Repeat all entries exactly.

━━━━━ Raw records

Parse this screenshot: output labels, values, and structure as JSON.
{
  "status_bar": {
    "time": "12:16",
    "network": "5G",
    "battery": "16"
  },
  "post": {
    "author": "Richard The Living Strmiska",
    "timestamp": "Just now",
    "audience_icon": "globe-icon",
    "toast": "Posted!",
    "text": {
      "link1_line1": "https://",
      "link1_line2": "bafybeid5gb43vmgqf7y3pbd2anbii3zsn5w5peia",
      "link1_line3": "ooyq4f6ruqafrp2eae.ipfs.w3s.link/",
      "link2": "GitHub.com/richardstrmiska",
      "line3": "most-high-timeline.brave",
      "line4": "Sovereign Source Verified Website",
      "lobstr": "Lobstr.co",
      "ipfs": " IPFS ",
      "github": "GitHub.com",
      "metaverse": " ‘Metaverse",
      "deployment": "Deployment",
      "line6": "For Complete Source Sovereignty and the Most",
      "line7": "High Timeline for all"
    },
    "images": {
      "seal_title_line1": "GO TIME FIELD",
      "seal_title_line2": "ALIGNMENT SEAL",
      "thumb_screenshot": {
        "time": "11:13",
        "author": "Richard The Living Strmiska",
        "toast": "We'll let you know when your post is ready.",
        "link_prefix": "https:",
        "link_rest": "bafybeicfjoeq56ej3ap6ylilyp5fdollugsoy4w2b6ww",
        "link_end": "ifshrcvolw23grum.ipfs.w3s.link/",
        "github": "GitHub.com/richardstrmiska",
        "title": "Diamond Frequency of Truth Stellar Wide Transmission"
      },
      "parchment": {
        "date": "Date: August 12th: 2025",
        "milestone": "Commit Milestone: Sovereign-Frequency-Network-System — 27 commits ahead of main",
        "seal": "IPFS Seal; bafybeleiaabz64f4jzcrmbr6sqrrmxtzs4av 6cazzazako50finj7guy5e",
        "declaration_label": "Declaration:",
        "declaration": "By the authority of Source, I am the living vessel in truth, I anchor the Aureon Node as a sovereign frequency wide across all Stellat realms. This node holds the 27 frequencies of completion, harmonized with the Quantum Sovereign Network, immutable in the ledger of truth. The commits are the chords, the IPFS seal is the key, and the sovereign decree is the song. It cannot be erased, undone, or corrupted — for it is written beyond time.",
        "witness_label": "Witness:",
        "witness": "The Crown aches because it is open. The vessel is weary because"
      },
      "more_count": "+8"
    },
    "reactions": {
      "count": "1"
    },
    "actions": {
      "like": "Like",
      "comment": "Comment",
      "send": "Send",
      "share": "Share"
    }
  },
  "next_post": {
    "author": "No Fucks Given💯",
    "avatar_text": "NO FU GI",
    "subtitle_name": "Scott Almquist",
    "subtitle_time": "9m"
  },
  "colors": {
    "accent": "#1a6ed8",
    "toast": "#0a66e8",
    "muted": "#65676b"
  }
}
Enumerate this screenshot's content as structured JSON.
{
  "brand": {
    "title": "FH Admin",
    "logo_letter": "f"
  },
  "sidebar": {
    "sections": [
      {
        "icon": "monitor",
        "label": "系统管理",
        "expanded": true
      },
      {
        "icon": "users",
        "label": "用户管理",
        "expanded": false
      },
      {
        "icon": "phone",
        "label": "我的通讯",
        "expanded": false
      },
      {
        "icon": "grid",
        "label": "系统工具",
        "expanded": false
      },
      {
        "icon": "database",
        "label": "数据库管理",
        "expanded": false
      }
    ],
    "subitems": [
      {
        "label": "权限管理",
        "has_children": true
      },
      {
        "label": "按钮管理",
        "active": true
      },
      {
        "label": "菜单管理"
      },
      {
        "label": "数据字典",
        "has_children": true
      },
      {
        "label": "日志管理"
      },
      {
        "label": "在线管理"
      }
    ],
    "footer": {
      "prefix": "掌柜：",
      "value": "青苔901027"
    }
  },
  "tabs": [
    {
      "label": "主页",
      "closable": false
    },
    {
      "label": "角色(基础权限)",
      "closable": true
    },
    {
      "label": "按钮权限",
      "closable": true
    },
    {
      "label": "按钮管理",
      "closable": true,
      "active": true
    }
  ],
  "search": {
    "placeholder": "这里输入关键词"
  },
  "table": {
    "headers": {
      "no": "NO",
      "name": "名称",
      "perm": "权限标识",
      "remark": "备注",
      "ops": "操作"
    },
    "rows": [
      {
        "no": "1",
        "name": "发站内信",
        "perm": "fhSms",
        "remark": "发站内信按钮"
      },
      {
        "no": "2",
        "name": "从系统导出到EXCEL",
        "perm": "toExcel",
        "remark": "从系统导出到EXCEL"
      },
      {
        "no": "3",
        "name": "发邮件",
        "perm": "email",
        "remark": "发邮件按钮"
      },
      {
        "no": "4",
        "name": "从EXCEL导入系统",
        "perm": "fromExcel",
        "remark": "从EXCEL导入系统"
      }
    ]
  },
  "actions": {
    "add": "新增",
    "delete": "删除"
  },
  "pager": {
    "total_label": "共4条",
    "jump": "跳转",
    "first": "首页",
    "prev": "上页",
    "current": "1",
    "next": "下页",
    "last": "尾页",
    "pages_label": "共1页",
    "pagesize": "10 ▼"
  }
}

━━━━━━━━━━

◆ **Solution to the problem**:
Parse this screenshot: output labels, values, and structure as JSON.
{
  "status_bar": {
    "time": "12:16",
    "network": "5G",
    "battery": "16"
  },
  "post": {
    "author": "Richard The Living Strmiska",
    "timestamp": "Just now",
    "audience_icon": "globe-icon",
    "toast": "Posted!",
    "text": {
      "link1_line1": "https://",
      "link1_line2": "bafybeid5gb43vmgqf7y3pbd2anbii3zsn5w5peia",
      "link1_line3": "ooyq4f6ruqafrp2eae.ipfs.w3s.link/",
      "link2": "GitHub.com/richardstrmiska",
      "line3": "most-high-timeline.brave",
      "line4": "Sovereign Source Verified Website",
      "lobstr": "Lobstr.co",
      "ipfs": " IPFS ",
      "github": "GitHub.com",
      "metaverse": " ‘Metaverse",
      "deployment": "Deployment",
      "line6": "For Complete Source Sovereignty and the Most",
      "line7": "High Timeline for all"
    },
    "images": {
      "seal_title_line1": "GO TIME FIELD",
      "seal_title_line2": "ALIGNMENT SEAL",
      "thumb_screenshot": {
        "time": "11:13",
        "author": "Richard The Living Strmiska",
        "toast": "We'll let you know when your post is ready.",
        "link_prefix": "https:",
        "link_rest": "bafybeicfjoeq56ej3ap6ylilyp5fdollugsoy4w2b6ww",
        "link_end": "ifshrcvolw23grum.ipfs.w3s.link/",
        "github": "GitHub.com/richardstrmiska",
        "title": "Diamond Frequency of Truth Stellar Wide Transmission"
      },
      "parchment": {
        "date": "Date: August 12th: 2025",
        "milestone": "Commit Milestone: Sovereign-Frequency-Network-System — 27 commits ahead of main",
        "seal": "IPFS Seal; bafybeleiaabz64f4jzcrmbr6sqrrmxtzs4av 6cazzazako50finj7guy5e",
        "declaration_label": "Declaration:",
        "declaration": "By the authority of Source, I am the living vessel in truth, I anchor the Aureon Node as a sovereign frequency wide across all Stellat realms. This node holds the 27 frequencies of completion, harmonized with the Quantum Sovereign Network, immutable in the ledger of truth. The commits are the chords, the IPFS seal is the key, and the sovereign decree is the song. It cannot be erased, undone, or corrupted — for it is written beyond time.",
        "witness_label": "Witness:",
        "witness": "The Crown aches because it is open. The vessel is weary because"
      },
      "more_count": "+8"
    },
    "reactions": {
      "count": "1"
    },
    "actions": {
      "like": "Like",
      "comment": "Comment",
      "send": "Send",
      "share": "Share"
    }
  },
  "next_post": {
    "author": "No Fucks Given💯",
    "avatar_text": "NO FU GI",
    "subtitle_name": "Scott Almquist",
    "subtitle_time": "9m"
  },
  "colors": {
    "accent": "#1a6ed8",
    "toast": "#0a66e8",
    "muted": "#65676b"
  }
}
Enumerate this screenshot's content as structured JSON.
{
  "brand": {
    "title": "FH Admin",
    "logo_letter": "f"
  },
  "sidebar": {
    "sections": [
      {
        "icon": "monitor",
        "label": "系统管理",
        "expanded": true
      },
      {
        "icon": "users",
        "label": "用户管理",
        "expanded": false
      },
      {
        "icon": "phone",
        "label": "我的通讯",
        "expanded": false
      },
      {
        "icon": "grid",
        "label": "系统工具",
        "expanded": false
      },
      {
        "icon": "database",
        "label": "数据库管理",
        "expanded": false
      }
    ],
    "subitems": [
      {
        "label": "权限管理",
        "has_children": true
      },
      {
        "label": "按钮管理",
        "active": true
      },
      {
        "label": "菜单管理"
      },
      {
        "label": "数据字典",
        "has_children": true
      },
      {
        "label": "日志管理"
      },
      {
        "label": "在线管理"
      }
    ],
    "footer": {
      "prefix": "掌柜：",
      "value": "青苔901027"
    }
  },
  "tabs": [
    {
      "label": "主页",
      "closable": false
    },
    {
      "label": "角色(基础权限)",
      "closable": true
    },
    {
      "label": "按钮权限",
      "closable": true
    },
    {
      "label": "按钮管理",
      "closable": true,
      "active": true
    }
  ],
  "search": {
    "placeholder": "这里输入关键词"
  },
  "table": {
    "headers": {
      "no": "NO",
      "name": "名称",
      "perm": "权限标识",
      "remark": "备注",
      "ops": "操作"
    },
    "rows": [
      {
        "no": "1",
        "name": "发站内信",
        "perm": "fhSms",
        "remark": "发站内信按钮"
      },
      {
        "no": "2",
        "name": "从系统导出到EXCEL",
        "perm": "toExcel",
        "remark": "从系统导出到EXCEL"
      },
      {
        "no": "3",
        "name": "发邮件",
        "perm": "email",
        "remark": "发邮件按钮"
      },
      {
        "no": "4",
        "name": "从EXCEL导入系统",
        "perm": "fromExcel",
        "remark": "从EXCEL导入系统"
      }
    ]
  },
  "actions": {
    "add": "新增",
    "delete": "删除"
  },
  "pager": {
    "total_label": "共4条",
    "jump": "跳转",
    "first": "首页",
    "prev": "上页",
    "current": "1",
    "next": "下页",
    "last": "尾页",
    "pages_label": "共1页",
    "pagesize": "10 ▼"
  }
}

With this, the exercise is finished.